◆ **Written problem**: Could you copy out the lines of this listing verbatim, starting at the line that contains "athlete-row-india-robinson[interactable]: India Robinson" and ending after the line that contains "stats-divider bbox=[18, 443, 1282, 445]"?

◆ **Extracted data**:

+-------+

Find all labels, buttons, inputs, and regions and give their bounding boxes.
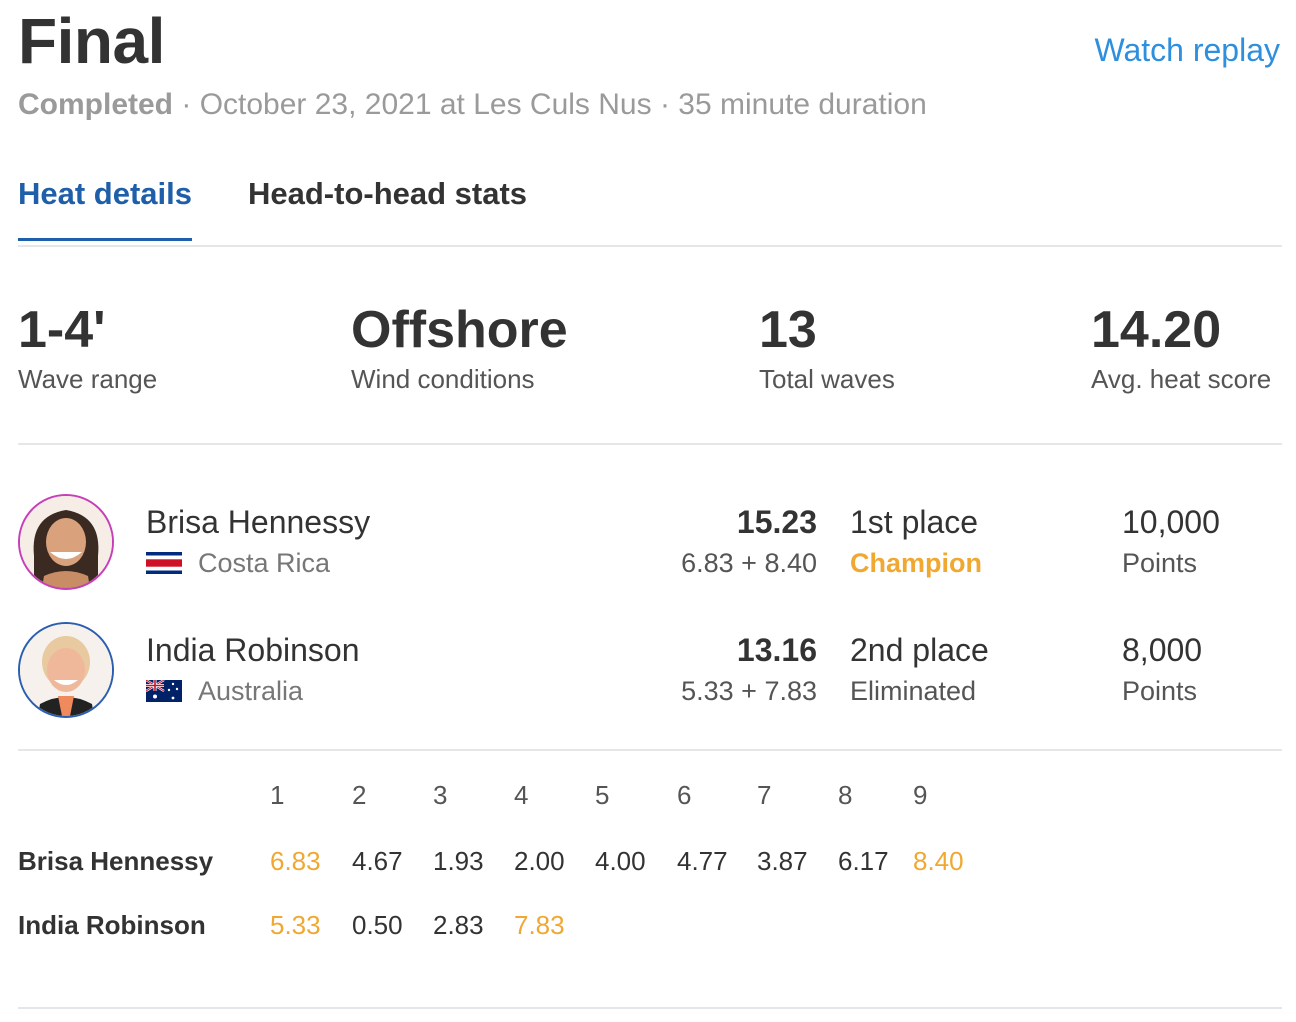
athlete-row-india-robinson[interactable]: India Robinson Australia 13.16 5.33 + 7.… bbox=[18, 622, 1282, 722]
wave-row-name: India Robinson bbox=[18, 910, 206, 940]
stat-value: Offshore bbox=[351, 301, 568, 359]
placement: 1st place bbox=[850, 504, 979, 540]
watch-replay-link[interactable]: Watch replay bbox=[1094, 32, 1280, 68]
wave-score[interactable]: 0.50 bbox=[352, 910, 403, 940]
score-breakdown: 6.83 + 8.40 bbox=[681, 548, 817, 578]
stats-divider bbox=[18, 443, 1282, 445]
wave-number: 3 bbox=[433, 780, 448, 810]
wave-score[interactable]: 2.83 bbox=[433, 910, 484, 940]
wave-score[interactable]: 8.40 bbox=[913, 846, 964, 876]
stat-value: 1-4' bbox=[18, 301, 106, 359]
wave-number: 8 bbox=[838, 780, 853, 810]
heat-duration: 35 minute duration bbox=[678, 88, 927, 121]
stat-value: 14.20 bbox=[1091, 301, 1222, 359]
points-value: 8,000 bbox=[1122, 632, 1203, 668]
wave-score[interactable]: 2.00 bbox=[514, 846, 565, 876]
stat-wind-conditions: Offshore Wind conditions bbox=[351, 300, 568, 395]
outcome-badge: Champion bbox=[850, 548, 982, 578]
wave-number: 7 bbox=[757, 780, 772, 810]
wave-number: 2 bbox=[352, 780, 367, 810]
athletes-divider bbox=[18, 749, 1282, 751]
tab-head-to-head-stats[interactable]: Head-to-head stats bbox=[248, 176, 528, 211]
placement: 2nd place bbox=[850, 632, 989, 668]
wave-number: 6 bbox=[677, 780, 692, 810]
points-value: 10,000 bbox=[1122, 504, 1220, 540]
wave-score[interactable]: 7.83 bbox=[514, 910, 565, 940]
athlete-country: Costa Rica bbox=[198, 548, 331, 578]
stat-wave-range: 1-4' Wave range bbox=[18, 300, 157, 395]
tab-heat-details[interactable]: Heat details bbox=[18, 176, 193, 241]
heat-total-score: 13.16 bbox=[736, 632, 817, 668]
wave-score[interactable]: 4.67 bbox=[352, 846, 403, 876]
stat-label: Wind conditions bbox=[351, 364, 535, 394]
avatar bbox=[18, 622, 114, 718]
athlete-name[interactable]: Brisa Hennessy bbox=[146, 504, 371, 540]
athlete-row-brisa-hennessy[interactable]: Brisa Hennessy Costa Rica 15.23 6.83 + 8… bbox=[18, 494, 1282, 594]
meta-separator: · bbox=[651, 88, 679, 121]
bottom-divider bbox=[18, 1007, 1282, 1009]
athlete-name[interactable]: India Robinson bbox=[146, 632, 360, 668]
wave-score[interactable]: 6.83 bbox=[270, 846, 321, 876]
wave-scores-table: 1 2 3 4 5 6 7 8 9 Brisa Hennessy 6.83 4.… bbox=[18, 780, 1018, 960]
wave-row-name: Brisa Hennessy bbox=[18, 846, 214, 876]
heat-total-score: 15.23 bbox=[736, 504, 817, 540]
stat-avg-heat-score: 14.20 Avg. heat score bbox=[1091, 300, 1271, 395]
meta-separator: · bbox=[173, 88, 200, 121]
wave-number: 9 bbox=[913, 780, 928, 810]
wave-number: 5 bbox=[595, 780, 610, 810]
stat-label: Wave range bbox=[18, 364, 158, 394]
points-label: Points bbox=[1122, 676, 1198, 706]
wave-score[interactable]: 4.00 bbox=[595, 846, 646, 876]
stat-value: 13 bbox=[759, 301, 817, 359]
wave-score[interactable]: 6.17 bbox=[838, 846, 889, 876]
heat-title: Final bbox=[18, 5, 165, 77]
stat-label: Total waves bbox=[759, 364, 895, 394]
avatar bbox=[18, 494, 114, 590]
wave-score[interactable]: 1.93 bbox=[433, 846, 484, 876]
costa-rica-flag-icon bbox=[146, 552, 182, 574]
wave-score[interactable]: 5.33 bbox=[270, 910, 321, 940]
athlete-country: Australia bbox=[198, 676, 304, 706]
heat-date-location: October 23, 2021 at Les Culs Nus bbox=[199, 88, 652, 121]
heat-status: Completed bbox=[18, 88, 174, 121]
australia-flag-icon bbox=[146, 680, 182, 702]
points-label: Points bbox=[1122, 548, 1198, 578]
wave-number: 4 bbox=[514, 780, 529, 810]
stat-label: Avg. heat score bbox=[1091, 364, 1272, 394]
heat-meta: Completed · October 23, 2021 at Les Culs… bbox=[18, 88, 927, 122]
wave-number: 1 bbox=[270, 780, 285, 810]
wave-score[interactable]: 4.77 bbox=[677, 846, 728, 876]
tab-bar: Heat details Head-to-head stats bbox=[18, 170, 1282, 247]
stat-total-waves: 13 Total waves bbox=[759, 300, 895, 395]
outcome-badge: Eliminated bbox=[850, 676, 977, 706]
wave-score[interactable]: 3.87 bbox=[757, 846, 808, 876]
score-breakdown: 5.33 + 7.83 bbox=[681, 676, 817, 706]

+-------+

◆ **Problem solution**:
athlete-row-india-robinson[interactable]: India Robinson Australia 13.16 5.33 + 7.… bbox=[18, 622, 1282, 722]
wave-row-name: India Robinson bbox=[18, 910, 206, 940]
stat-value: Offshore bbox=[351, 301, 568, 359]
placement: 1st place bbox=[850, 504, 979, 540]
watch-replay-link[interactable]: Watch replay bbox=[1094, 32, 1280, 68]
wave-score[interactable]: 0.50 bbox=[352, 910, 403, 940]
score-breakdown: 6.83 + 8.40 bbox=[681, 548, 817, 578]
stats-divider bbox=[18, 443, 1282, 445]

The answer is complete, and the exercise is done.